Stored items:
********

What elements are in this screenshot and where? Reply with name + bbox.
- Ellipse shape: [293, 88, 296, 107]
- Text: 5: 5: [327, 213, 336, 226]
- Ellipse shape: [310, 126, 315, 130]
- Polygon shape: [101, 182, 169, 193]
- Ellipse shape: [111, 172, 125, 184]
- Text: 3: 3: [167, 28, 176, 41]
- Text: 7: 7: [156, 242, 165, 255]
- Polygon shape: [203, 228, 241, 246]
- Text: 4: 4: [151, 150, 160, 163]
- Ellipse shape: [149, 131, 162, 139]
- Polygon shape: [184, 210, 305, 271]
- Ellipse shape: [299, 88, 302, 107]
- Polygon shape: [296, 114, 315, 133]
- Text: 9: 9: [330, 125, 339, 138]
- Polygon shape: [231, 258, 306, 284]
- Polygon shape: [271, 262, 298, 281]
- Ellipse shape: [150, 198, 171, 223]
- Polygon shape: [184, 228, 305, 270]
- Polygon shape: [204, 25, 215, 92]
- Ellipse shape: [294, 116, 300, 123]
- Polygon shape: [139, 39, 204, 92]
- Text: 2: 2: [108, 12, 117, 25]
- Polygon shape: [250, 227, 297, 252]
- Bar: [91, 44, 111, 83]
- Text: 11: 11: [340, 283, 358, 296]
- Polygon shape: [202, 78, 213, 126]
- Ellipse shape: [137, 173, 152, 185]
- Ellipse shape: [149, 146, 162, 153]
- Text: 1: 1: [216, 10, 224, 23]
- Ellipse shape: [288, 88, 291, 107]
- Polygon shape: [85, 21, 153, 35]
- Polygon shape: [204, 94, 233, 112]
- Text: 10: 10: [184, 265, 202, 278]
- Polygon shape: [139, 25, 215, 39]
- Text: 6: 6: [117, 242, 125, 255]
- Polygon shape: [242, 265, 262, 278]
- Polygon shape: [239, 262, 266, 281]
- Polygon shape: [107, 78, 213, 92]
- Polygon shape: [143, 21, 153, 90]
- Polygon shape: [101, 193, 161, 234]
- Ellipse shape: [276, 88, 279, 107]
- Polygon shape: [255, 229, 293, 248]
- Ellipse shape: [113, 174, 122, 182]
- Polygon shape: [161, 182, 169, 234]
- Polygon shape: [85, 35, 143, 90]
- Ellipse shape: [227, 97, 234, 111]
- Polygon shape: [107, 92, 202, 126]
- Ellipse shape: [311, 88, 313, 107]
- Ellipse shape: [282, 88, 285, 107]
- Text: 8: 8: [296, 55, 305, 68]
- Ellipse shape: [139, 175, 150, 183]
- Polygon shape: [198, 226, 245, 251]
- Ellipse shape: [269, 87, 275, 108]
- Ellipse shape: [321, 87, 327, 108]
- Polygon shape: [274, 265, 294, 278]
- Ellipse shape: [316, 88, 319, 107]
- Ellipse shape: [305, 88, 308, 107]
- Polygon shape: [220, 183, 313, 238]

********

Written exercise:
How many lines of the records above contain the word "screenshot"? Give only the number.

Reply to the task:
1